## TASK TO CARRY OUT
Copy out each line that mentions the word "Average".

## DATASET EXTRACT

[Start]

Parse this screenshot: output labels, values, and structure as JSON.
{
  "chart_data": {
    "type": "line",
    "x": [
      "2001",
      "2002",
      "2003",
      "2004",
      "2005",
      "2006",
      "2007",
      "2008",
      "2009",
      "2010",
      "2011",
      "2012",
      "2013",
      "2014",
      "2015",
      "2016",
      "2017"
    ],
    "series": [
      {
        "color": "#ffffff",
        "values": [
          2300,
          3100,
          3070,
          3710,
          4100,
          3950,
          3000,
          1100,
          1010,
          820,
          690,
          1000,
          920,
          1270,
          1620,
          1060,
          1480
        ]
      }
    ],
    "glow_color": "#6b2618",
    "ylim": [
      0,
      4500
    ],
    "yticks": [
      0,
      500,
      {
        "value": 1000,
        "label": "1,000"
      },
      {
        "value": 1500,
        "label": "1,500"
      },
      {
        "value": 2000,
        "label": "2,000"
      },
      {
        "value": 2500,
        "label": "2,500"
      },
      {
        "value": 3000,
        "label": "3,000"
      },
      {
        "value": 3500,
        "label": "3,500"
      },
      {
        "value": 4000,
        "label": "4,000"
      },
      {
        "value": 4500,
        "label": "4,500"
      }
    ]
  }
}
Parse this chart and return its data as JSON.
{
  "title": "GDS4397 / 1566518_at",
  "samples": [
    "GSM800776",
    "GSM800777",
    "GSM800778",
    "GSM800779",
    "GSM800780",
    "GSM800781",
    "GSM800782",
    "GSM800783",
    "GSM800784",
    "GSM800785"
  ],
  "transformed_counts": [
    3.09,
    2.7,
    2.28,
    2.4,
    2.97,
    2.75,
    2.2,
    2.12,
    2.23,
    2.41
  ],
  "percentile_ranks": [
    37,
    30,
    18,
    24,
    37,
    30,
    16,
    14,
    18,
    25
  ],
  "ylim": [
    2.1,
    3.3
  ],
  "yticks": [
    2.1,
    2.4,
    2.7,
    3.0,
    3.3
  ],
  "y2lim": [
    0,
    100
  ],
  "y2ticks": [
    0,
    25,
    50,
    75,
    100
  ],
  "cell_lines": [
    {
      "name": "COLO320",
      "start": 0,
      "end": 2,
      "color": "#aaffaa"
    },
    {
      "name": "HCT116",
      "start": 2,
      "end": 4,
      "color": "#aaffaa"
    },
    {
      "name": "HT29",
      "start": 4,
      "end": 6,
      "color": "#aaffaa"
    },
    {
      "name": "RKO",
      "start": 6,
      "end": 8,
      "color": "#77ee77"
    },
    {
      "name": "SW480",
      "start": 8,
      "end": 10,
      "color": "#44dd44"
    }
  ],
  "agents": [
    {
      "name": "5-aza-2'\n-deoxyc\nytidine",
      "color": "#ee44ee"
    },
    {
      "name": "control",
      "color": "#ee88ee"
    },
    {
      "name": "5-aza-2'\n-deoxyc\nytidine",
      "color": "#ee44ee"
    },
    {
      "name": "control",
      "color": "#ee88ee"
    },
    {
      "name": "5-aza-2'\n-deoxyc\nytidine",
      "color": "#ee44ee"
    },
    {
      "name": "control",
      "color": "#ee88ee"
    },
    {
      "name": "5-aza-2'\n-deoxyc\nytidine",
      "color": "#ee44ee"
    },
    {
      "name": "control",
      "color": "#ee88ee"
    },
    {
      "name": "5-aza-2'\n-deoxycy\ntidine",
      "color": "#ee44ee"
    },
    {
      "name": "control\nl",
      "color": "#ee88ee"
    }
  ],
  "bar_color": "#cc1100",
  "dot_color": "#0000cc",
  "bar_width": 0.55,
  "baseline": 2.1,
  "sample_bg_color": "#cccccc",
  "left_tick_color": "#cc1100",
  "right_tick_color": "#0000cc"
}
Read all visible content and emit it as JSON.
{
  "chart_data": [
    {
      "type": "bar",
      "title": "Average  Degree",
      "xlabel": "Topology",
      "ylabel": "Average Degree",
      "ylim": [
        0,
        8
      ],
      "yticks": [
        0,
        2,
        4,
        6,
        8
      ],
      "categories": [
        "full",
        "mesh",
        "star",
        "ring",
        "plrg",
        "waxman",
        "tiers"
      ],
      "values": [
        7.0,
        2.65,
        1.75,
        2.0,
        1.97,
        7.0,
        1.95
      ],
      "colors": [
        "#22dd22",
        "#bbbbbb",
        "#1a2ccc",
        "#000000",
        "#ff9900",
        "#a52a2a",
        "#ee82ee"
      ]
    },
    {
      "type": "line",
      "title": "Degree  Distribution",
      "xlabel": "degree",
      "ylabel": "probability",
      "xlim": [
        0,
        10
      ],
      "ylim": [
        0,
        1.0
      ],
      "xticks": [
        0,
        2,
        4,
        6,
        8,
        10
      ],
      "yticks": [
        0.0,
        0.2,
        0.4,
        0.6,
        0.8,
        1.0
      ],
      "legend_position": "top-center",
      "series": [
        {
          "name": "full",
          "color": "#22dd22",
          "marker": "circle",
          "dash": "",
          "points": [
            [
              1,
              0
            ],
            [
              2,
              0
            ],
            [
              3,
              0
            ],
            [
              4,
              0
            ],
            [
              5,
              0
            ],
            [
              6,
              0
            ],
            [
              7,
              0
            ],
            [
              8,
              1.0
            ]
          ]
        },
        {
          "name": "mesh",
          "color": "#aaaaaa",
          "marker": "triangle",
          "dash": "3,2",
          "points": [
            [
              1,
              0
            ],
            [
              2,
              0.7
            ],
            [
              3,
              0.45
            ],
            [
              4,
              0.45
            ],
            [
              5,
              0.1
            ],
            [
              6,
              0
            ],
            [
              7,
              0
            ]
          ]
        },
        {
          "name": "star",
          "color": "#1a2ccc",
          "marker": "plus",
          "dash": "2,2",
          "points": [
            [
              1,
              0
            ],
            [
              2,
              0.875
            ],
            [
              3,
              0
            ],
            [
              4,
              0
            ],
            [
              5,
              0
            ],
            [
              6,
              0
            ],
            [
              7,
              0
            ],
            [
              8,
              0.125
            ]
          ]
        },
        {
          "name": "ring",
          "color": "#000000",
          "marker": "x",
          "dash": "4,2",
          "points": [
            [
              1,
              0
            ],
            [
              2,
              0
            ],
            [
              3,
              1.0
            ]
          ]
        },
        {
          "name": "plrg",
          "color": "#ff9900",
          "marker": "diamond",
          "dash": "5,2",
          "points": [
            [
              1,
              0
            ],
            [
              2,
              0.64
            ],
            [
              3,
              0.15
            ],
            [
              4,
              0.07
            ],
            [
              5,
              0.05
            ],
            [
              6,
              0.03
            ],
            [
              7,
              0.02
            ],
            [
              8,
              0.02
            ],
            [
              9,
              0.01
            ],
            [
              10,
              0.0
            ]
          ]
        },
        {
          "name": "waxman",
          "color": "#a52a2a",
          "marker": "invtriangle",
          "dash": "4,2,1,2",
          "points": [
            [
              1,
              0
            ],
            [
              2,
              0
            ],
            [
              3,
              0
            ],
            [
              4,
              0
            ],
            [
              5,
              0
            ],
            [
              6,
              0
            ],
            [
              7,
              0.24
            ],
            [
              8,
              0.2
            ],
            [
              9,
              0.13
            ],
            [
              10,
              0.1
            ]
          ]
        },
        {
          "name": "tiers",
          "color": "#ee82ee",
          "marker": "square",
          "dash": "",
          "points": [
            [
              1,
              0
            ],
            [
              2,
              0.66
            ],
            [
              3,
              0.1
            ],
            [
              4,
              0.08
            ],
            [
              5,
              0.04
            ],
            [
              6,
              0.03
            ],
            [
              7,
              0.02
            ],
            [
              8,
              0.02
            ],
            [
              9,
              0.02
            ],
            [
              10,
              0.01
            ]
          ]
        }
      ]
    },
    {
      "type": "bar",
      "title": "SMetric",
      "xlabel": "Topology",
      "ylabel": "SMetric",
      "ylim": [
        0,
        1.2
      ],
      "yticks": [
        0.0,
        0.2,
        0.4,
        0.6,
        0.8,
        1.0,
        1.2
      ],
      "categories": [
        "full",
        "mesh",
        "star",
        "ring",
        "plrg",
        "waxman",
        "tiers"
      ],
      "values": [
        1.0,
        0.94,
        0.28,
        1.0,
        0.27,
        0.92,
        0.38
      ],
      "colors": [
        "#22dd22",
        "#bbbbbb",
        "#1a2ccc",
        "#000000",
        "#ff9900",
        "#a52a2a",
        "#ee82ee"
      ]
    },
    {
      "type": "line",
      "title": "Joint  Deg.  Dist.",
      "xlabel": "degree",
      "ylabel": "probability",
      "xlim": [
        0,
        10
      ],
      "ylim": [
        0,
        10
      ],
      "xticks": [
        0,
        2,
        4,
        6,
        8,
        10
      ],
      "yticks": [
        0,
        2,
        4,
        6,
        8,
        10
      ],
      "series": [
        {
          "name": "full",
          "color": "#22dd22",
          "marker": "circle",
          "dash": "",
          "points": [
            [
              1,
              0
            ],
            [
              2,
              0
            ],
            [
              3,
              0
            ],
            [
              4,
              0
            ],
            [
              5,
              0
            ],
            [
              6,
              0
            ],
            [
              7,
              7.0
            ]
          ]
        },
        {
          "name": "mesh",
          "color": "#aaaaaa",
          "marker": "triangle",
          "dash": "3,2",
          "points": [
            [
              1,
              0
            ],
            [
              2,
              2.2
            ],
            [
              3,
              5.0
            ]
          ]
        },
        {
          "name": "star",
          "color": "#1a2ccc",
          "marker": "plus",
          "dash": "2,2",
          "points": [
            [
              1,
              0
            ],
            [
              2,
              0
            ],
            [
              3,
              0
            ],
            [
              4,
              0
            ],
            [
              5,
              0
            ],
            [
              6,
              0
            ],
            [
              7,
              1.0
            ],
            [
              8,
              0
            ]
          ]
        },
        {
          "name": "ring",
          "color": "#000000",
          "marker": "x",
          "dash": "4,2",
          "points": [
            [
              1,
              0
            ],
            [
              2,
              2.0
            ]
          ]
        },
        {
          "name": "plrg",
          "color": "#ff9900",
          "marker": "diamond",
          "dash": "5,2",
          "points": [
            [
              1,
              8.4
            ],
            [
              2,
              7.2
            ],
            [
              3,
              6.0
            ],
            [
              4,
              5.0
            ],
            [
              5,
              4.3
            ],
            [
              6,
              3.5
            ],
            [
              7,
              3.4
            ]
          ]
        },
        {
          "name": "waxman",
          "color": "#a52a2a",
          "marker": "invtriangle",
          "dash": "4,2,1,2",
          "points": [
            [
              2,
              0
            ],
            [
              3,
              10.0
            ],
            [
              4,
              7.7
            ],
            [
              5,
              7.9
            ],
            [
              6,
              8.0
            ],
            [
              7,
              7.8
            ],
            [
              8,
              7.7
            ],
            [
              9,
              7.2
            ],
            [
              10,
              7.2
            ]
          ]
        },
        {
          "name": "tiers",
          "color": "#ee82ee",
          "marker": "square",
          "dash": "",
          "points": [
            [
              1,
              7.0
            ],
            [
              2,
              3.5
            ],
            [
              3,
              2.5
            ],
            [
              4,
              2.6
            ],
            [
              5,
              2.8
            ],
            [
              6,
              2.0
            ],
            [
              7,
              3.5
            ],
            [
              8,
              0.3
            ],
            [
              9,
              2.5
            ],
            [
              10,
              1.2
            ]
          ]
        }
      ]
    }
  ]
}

[End]

## TASK RESPONSE
      "title": "Average  Degree",
      "ylabel": "Average Degree",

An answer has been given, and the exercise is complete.